_Available data_
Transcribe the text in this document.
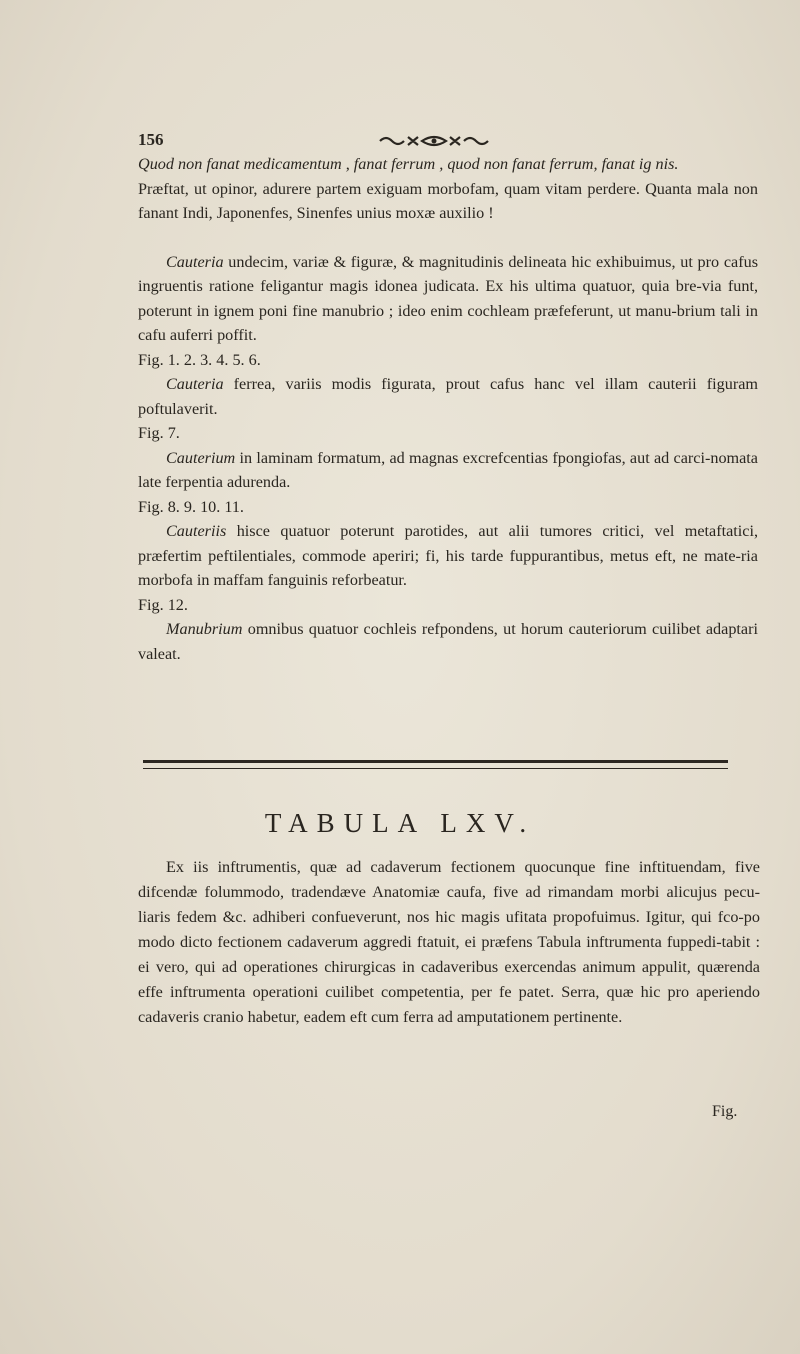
156

Quod non fanat medicamentum , fanat ferrum , quod non fanat ferrum, fanat ig nis.

Præftat, ut opinor, adurere partem exiguam morbofam, quam vitam perdere. Quanta mala non fanant Indi, Japonenfes, Sinenfes unius moxæ auxilio !

Cauteria undecim, variæ & figuræ, & magnitudinis delineata hic exhibuimus, ut pro cafus ingruentis ratione feligantur magis idonea judicata. Ex his ultima quatuor, quia bre-via funt, poterunt in ignem poni fine manubrio ; ideo enim cochleam præfeferunt, ut manu-brium tali in cafu auferri poffit.

Fig. 1. 2. 3. 4. 5. 6.

Cauteria ferrea, variis modis figurata, prout cafus hanc vel illam cauterii figuram poftulaverit.

Fig. 7.

Cauterium in laminam formatum, ad magnas excrefcentias fpongiofas, aut ad carci-nomata late ferpentia adurenda.

Fig. 8. 9. 10. 11.

Cauteriis hisce quatuor poterunt parotides, aut alii tumores critici, vel metaftatici, præfertim peftilentiales, commode aperiri; fi, his tarde fuppurantibus, metus eft, ne mate-ria morbofa in maffam fanguinis reforbeatur.

Fig. 12.

Manubrium omnibus quatuor cochleis refpondens, ut horum cauteriorum cuilibet adaptari valeat.

TABULA LXV.

Ex iis inftrumentis, quæ ad cadaverum fectionem quocunque fine inftituendam, five difcendæ folummodo, tradendæve Anatomiæ caufa, five ad rimandam morbi alicujus pecu-liaris fedem &c. adhiberi confueverunt, nos hic magis ufitata propofuimus. Igitur, qui fco-po modo dicto fectionem cadaverum aggredi ftatuit, ei præfens Tabula inftrumenta fuppedi-tabit : ei vero, qui ad operationes chirurgicas in cadaveribus exercendas animum appulit, quærenda effe inftrumenta operationi cuilibet competentia, per fe patet. Serra, quæ hic pro aperiendo cadaveris cranio habetur, eadem eft cum ferra ad amputationem pertinente.

Fig.
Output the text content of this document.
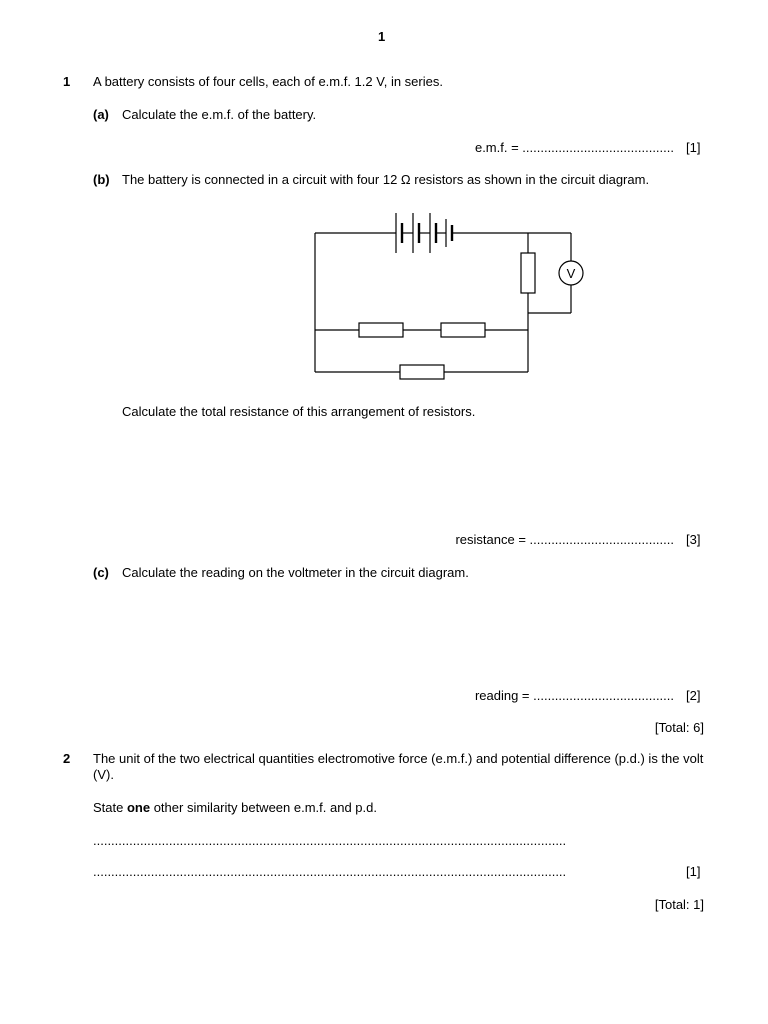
1
1 A battery consists of four cells, each of e.m.f. 1.2 V, in series.
(a) Calculate the e.m.f. of the battery.
e.m.f. = .......................................... [1]
(b) The battery is connected in a circuit with four 12 Ω resistors as shown in the circuit diagram.
V
Calculate the total resistance of this arrangement of resistors.
resistance = ........................................ [3]
(c) Calculate the reading on the voltmeter in the circuit diagram.
reading = ....................................... [2]
[Total: 6]
2 The unit of the two electrical quantities electromotive force (e.m.f.) and potential difference (p.d.) is the volt (V).
State one other similarity between e.m.f. and p.d.
...................................................................................................................................
...................................................................................................................................	[1]
[Total: 1]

_What you will do_
Working from the entries above, filter out every line that lacks "text" and copy what remains.

_Solution to this problem_
Transcribe the text in this document.
Output the text content of this document.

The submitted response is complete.